→ **WORK REQUIRED**
Give all of the lines again, with nothing added or dropped.

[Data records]
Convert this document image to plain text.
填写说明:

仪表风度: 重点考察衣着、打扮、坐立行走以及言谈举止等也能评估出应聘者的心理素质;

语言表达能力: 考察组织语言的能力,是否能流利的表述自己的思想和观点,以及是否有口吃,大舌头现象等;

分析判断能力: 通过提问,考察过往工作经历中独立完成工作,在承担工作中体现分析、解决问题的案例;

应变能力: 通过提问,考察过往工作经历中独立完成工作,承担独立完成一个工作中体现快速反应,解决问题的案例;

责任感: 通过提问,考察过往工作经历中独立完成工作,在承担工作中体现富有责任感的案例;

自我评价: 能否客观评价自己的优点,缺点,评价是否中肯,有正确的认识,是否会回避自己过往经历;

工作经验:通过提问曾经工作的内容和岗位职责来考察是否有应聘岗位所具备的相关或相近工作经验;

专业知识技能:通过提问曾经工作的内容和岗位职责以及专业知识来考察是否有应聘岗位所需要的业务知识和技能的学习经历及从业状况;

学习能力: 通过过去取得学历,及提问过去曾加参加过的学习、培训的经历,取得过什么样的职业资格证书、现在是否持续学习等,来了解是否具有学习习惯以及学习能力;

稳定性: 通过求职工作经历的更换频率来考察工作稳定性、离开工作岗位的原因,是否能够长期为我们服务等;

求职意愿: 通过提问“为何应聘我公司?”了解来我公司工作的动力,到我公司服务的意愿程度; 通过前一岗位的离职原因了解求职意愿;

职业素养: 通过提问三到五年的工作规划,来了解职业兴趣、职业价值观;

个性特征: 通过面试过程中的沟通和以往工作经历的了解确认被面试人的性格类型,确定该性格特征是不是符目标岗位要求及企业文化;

→ **COMPLETED EXERCISE**
Convert this document image to plain text.
填写说明:

仪表风度: 重点考察衣着、打扮、坐立行走以及言谈举止等也能评估出应聘者的心理素质;

语言表达能力: 考察组织语言的能力,是否能流利的表述自己的思想和观点,以及是否有口吃,大舌头现象等;

分析判断能力: 通过提问,考察过往工作经历中独立完成工作,在承担工作中体现分析、解决问题的案例;

应变能力: 通过提问,考察过往工作经历中独立完成工作,承担独立完成一个工作中体现快速反应,解决问题的案例;

责任感: 通过提问,考察过往工作经历中独立完成工作,在承担工作中体现富有责任感的案例;

自我评价: 能否客观评价自己的优点,缺点,评价是否中肯,有正确的认识,是否会回避自己过往经历;

工作经验:通过提问曾经工作的内容和岗位职责来考察是否有应聘岗位所具备的相关或相近工作经验;

专业知识技能:通过提问曾经工作的内容和岗位职责以及专业知识来考察是否有应聘岗位所需要的业务知识和技能的学习经历及从业状况;

学习能力: 通过过去取得学历,及提问过去曾加参加过的学习、培训的经历,取得过什么样的职业资格证书、现在是否持续学习等,来了解是否具有学习习惯以及学习能力;

稳定性: 通过求职工作经历的更换频率来考察工作稳定性、离开工作岗位的原因,是否能够长期为我们服务等;

求职意愿: 通过提问“为何应聘我公司?”了解来我公司工作的动力,到我公司服务的意愿程度; 通过前一岗位的离职原因了解求职意愿;

职业素养: 通过提问三到五年的工作规划,来了解职业兴趣、职业价值观;

个性特征: 通过面试过程中的沟通和以往工作经历的了解确认被面试人的性格类型,确定该性格特征是不是符目标岗位要求及企业文化;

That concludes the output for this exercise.